--- Figure record listings ---
□ □ □ □
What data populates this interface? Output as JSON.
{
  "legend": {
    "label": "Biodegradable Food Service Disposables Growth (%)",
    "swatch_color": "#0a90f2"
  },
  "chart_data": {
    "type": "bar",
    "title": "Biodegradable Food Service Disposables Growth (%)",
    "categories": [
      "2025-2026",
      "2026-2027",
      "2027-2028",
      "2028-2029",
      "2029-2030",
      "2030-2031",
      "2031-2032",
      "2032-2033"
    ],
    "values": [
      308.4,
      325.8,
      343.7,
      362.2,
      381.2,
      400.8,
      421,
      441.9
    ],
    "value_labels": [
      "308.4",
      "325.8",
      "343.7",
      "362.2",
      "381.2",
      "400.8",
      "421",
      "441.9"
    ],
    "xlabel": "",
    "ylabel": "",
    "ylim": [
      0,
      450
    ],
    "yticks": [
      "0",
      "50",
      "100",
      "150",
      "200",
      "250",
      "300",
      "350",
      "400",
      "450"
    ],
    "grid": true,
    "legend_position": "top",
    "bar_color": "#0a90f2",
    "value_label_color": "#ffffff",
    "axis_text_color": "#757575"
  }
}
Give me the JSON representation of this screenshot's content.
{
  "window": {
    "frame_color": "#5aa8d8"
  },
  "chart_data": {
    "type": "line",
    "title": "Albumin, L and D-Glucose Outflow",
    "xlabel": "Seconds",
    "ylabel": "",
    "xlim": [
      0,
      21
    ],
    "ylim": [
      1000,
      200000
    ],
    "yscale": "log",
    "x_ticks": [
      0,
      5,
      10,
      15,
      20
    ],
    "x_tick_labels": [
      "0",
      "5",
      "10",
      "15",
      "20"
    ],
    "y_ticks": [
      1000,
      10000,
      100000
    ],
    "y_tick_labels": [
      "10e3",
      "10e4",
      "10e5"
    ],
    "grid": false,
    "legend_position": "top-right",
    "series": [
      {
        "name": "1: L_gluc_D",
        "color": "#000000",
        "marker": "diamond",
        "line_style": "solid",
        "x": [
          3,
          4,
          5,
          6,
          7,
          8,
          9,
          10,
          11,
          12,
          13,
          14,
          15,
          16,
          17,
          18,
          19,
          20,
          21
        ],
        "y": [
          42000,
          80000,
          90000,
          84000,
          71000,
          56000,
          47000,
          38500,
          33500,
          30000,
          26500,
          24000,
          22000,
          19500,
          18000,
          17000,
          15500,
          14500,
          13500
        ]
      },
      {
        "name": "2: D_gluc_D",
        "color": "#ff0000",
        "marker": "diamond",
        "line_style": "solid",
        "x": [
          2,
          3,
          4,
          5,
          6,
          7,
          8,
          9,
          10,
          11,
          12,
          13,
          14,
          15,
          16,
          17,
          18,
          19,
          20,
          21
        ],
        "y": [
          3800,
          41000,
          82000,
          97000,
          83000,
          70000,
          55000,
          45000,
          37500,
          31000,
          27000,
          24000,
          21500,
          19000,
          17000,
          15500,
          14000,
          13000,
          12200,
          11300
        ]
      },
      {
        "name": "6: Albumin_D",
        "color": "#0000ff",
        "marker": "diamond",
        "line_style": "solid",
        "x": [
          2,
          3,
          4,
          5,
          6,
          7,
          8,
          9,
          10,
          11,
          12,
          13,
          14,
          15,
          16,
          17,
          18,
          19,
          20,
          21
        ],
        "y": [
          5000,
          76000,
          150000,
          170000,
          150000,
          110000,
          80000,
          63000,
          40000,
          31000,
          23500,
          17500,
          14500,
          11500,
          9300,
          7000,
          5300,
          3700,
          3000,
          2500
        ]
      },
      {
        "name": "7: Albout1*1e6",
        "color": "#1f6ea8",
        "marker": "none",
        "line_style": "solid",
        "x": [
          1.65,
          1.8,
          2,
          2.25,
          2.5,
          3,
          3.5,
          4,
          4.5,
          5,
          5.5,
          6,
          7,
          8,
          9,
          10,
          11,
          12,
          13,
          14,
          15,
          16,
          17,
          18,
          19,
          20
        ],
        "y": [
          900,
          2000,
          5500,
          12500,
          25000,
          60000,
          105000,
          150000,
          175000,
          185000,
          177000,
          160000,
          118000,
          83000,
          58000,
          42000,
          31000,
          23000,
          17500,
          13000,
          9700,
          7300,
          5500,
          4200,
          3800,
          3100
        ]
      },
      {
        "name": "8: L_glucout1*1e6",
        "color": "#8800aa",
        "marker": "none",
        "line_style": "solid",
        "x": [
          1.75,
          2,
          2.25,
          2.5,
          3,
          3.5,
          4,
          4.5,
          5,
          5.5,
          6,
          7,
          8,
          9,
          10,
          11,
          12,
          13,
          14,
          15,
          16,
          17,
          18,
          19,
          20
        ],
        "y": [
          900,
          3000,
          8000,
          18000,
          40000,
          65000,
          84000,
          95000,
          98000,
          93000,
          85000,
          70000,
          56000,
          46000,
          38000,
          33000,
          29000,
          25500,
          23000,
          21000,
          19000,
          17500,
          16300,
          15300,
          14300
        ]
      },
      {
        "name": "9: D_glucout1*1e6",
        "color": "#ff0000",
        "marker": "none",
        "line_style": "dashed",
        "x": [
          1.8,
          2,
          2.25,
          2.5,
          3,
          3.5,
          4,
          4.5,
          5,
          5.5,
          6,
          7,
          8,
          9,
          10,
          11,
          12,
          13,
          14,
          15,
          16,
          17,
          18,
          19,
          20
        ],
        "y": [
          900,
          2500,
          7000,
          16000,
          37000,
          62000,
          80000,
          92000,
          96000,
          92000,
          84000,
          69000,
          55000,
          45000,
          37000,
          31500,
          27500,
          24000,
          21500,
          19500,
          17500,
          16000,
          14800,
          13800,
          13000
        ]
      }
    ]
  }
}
□ □ □ □
Reproduce the data in its entirety, matching each character.

--- EXERCISE SOLUTION ---
What data populates this interface? Output as JSON.
{
  "legend": {
    "label": "Biodegradable Food Service Disposables Growth (%)",
    "swatch_color": "#0a90f2"
  },
  "chart_data": {
    "type": "bar",
    "title": "Biodegradable Food Service Disposables Growth (%)",
    "categories": [
      "2025-2026",
      "2026-2027",
      "2027-2028",
      "2028-2029",
      "2029-2030",
      "2030-2031",
      "2031-2032",
      "2032-2033"
    ],
    "values": [
      308.4,
      325.8,
      343.7,
      362.2,
      381.2,
      400.8,
      421,
      441.9
    ],
    "value_labels": [
      "308.4",
      "325.8",
      "343.7",
      "362.2",
      "381.2",
      "400.8",
      "421",
      "441.9"
    ],
    "xlabel": "",
    "ylabel": "",
    "ylim": [
      0,
      450
    ],
    "yticks": [
      "0",
      "50",
      "100",
      "150",
      "200",
      "250",
      "300",
      "350",
      "400",
      "450"
    ],
    "grid": true,
    "legend_position": "top",
    "bar_color": "#0a90f2",
    "value_label_color": "#ffffff",
    "axis_text_color": "#757575"
  }
}
Give me the JSON representation of this screenshot's content.
{
  "window": {
    "frame_color": "#5aa8d8"
  },
  "chart_data": {
    "type": "line",
    "title": "Albumin, L and D-Glucose Outflow",
    "xlabel": "Seconds",
    "ylabel": "",
    "xlim": [
      0,
      21
    ],
    "ylim": [
      1000,
      200000
    ],
    "yscale": "log",
    "x_ticks": [
      0,
      5,
      10,
      15,
      20
    ],
    "x_tick_labels": [
      "0",
      "5",
      "10",
      "15",
      "20"
    ],
    "y_ticks": [
      1000,
      10000,
      100000
    ],
    "y_tick_labels": [
      "10e3",
      "10e4",
      "10e5"
    ],
    "grid": false,
    "legend_position": "top-right",
    "series": [
      {
        "name": "1: L_gluc_D",
        "color": "#000000",
        "marker": "diamond",
        "line_style": "solid",
        "x": [
          3,
          4,
          5,
          6,
          7,
          8,
          9,
          10,
          11,
          12,
          13,
          14,
          15,
          16,
          17,
          18,
          19,
          20,
          21
        ],
        "y": [
          42000,
          80000,
          90000,
          84000,
          71000,
          56000,
          47000,
          38500,
          33500,
          30000,
          26500,
          24000,
          22000,
          19500,
          18000,
          17000,
          15500,
          14500,
          13500
        ]
      },
      {
        "name": "2: D_gluc_D",
        "color": "#ff0000",
        "marker": "diamond",
        "line_style": "solid",
        "x": [
          2,
          3,
          4,
          5,
          6,
          7,
          8,
          9,
          10,
          11,
          12,
          13,
          14,
          15,
          16,
          17,
          18,
          19,
          20,
          21
        ],
        "y": [
          3800,
          41000,
          82000,
          97000,
          83000,
          70000,
          55000,
          45000,
          37500,
          31000,
          27000,
          24000,
          21500,
          19000,
          17000,
          15500,
          14000,
          13000,
          12200,
          11300
        ]
      },
      {
        "name": "6: Albumin_D",
        "color": "#0000ff",
        "marker": "diamond",
        "line_style": "solid",
        "x": [
          2,
          3,
          4,
          5,
          6,
          7,
          8,
          9,
          10,
          11,
          12,
          13,
          14,
          15,
          16,
          17,
          18,
          19,
          20,
          21
        ],
        "y": [
          5000,
          76000,
          150000,
          170000,
          150000,
          110000,
          80000,
          63000,
          40000,
          31000,
          23500,
          17500,
          14500,
          11500,
          9300,
          7000,
          5300,
          3700,
          3000,
          2500
        ]
      },
      {
        "name": "7: Albout1*1e6",
        "color": "#1f6ea8",
        "marker": "none",
        "line_style": "solid",
        "x": [
          1.65,
          1.8,
          2,
          2.25,
          2.5,
          3,
          3.5,
          4,
          4.5,
          5,
          5.5,
          6,
          7,
          8,
          9,
          10,
          11,
          12,
          13,
          14,
          15,
          16,
          17,
          18,
          19,
          20
        ],
        "y": [
          900,
          2000,
          5500,
          12500,
          25000,
          60000,
          105000,
          150000,
          175000,
          185000,
          177000,
          160000,
          118000,
          83000,
          58000,
          42000,
          31000,
          23000,
          17500,
          13000,
          9700,
          7300,
          5500,
          4200,
          3800,
          3100
        ]
      },
      {
        "name": "8: L_glucout1*1e6",
        "color": "#8800aa",
        "marker": "none",
        "line_style": "solid",
        "x": [
          1.75,
          2,
          2.25,
          2.5,
          3,
          3.5,
          4,
          4.5,
          5,
          5.5,
          6,
          7,
          8,
          9,
          10,
          11,
          12,
          13,
          14,
          15,
          16,
          17,
          18,
          19,
          20
        ],
        "y": [
          900,
          3000,
          8000,
          18000,
          40000,
          65000,
          84000,
          95000,
          98000,
          93000,
          85000,
          70000,
          56000,
          46000,
          38000,
          33000,
          29000,
          25500,
          23000,
          21000,
          19000,
          17500,
          16300,
          15300,
          14300
        ]
      },
      {
        "name": "9: D_glucout1*1e6",
        "color": "#ff0000",
        "marker": "none",
        "line_style": "dashed",
        "x": [
          1.8,
          2,
          2.25,
          2.5,
          3,
          3.5,
          4,
          4.5,
          5,
          5.5,
          6,
          7,
          8,
          9,
          10,
          11,
          12,
          13,
          14,
          15,
          16,
          17,
          18,
          19,
          20
        ],
        "y": [
          900,
          2500,
          7000,
          16000,
          37000,
          62000,
          80000,
          92000,
          96000,
          92000,
          84000,
          69000,
          55000,
          45000,
          37000,
          31500,
          27500,
          24000,
          21500,
          19500,
          17500,
          16000,
          14800,
          13800,
          13000
        ]
      }
    ]
  }
}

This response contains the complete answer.